= Directions for this task =
Each line of the material below should be reproduced exactly.

= Data excerpts =
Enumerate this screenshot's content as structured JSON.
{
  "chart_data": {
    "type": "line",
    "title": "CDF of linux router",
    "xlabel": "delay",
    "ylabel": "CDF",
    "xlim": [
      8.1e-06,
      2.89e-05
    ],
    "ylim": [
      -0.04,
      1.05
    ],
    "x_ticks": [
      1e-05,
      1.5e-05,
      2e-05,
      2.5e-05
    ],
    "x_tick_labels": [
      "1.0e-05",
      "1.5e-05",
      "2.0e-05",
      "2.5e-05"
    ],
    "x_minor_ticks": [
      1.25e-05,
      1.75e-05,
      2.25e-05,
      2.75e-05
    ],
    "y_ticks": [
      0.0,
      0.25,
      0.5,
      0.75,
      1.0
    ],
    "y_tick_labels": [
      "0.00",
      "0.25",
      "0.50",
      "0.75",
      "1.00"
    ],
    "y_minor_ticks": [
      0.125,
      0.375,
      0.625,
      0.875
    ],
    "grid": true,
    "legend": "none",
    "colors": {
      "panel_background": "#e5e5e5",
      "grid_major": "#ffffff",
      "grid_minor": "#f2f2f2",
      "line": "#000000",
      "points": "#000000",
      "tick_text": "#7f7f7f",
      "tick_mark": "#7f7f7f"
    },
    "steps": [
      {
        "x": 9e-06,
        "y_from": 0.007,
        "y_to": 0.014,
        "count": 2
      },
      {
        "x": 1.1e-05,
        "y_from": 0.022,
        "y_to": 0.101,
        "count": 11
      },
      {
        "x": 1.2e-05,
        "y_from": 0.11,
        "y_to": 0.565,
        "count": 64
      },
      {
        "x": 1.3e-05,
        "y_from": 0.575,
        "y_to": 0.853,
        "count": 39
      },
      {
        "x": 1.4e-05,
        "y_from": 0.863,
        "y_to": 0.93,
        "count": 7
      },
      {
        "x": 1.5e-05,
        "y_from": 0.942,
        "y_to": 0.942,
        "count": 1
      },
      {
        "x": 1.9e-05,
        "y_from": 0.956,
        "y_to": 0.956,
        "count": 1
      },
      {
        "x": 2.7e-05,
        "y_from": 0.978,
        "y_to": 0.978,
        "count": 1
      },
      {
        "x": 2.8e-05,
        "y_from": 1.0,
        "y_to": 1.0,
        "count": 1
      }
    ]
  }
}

= Solution to this task =
Enumerate this screenshot's content as structured JSON.
{
  "chart_data": {
    "type": "line",
    "title": "CDF of linux router",
    "xlabel": "delay",
    "ylabel": "CDF",
    "xlim": [
      8.1e-06,
      2.89e-05
    ],
    "ylim": [
      -0.04,
      1.05
    ],
    "x_ticks": [
      1e-05,
      1.5e-05,
      2e-05,
      2.5e-05
    ],
    "x_tick_labels": [
      "1.0e-05",
      "1.5e-05",
      "2.0e-05",
      "2.5e-05"
    ],
    "x_minor_ticks": [
      1.25e-05,
      1.75e-05,
      2.25e-05,
      2.75e-05
    ],
    "y_ticks": [
      0.0,
      0.25,
      0.5,
      0.75,
      1.0
    ],
    "y_tick_labels": [
      "0.00",
      "0.25",
      "0.50",
      "0.75",
      "1.00"
    ],
    "y_minor_ticks": [
      0.125,
      0.375,
      0.625,
      0.875
    ],
    "grid": true,
    "legend": "none",
    "colors": {
      "panel_background": "#e5e5e5",
      "grid_major": "#ffffff",
      "grid_minor": "#f2f2f2",
      "line": "#000000",
      "points": "#000000",
      "tick_text": "#7f7f7f",
      "tick_mark": "#7f7f7f"
    },
    "steps": [
      {
        "x": 9e-06,
        "y_from": 0.007,
        "y_to": 0.014,
        "count": 2
      },
      {
        "x": 1.1e-05,
        "y_from": 0.022,
        "y_to": 0.101,
        "count": 11
      },
      {
        "x": 1.2e-05,
        "y_from": 0.11,
        "y_to": 0.565,
        "count": 64
      },
      {
        "x": 1.3e-05,
        "y_from": 0.575,
        "y_to": 0.853,
        "count": 39
      },
      {
        "x": 1.4e-05,
        "y_from": 0.863,
        "y_to": 0.93,
        "count": 7
      },
      {
        "x": 1.5e-05,
        "y_from": 0.942,
        "y_to": 0.942,
        "count": 1
      },
      {
        "x": 1.9e-05,
        "y_from": 0.956,
        "y_to": 0.956,
        "count": 1
      },
      {
        "x": 2.7e-05,
        "y_from": 0.978,
        "y_to": 0.978,
        "count": 1
      },
      {
        "x": 2.8e-05,
        "y_from": 1.0,
        "y_to": 1.0,
        "count": 1
      }
    ]
  }
}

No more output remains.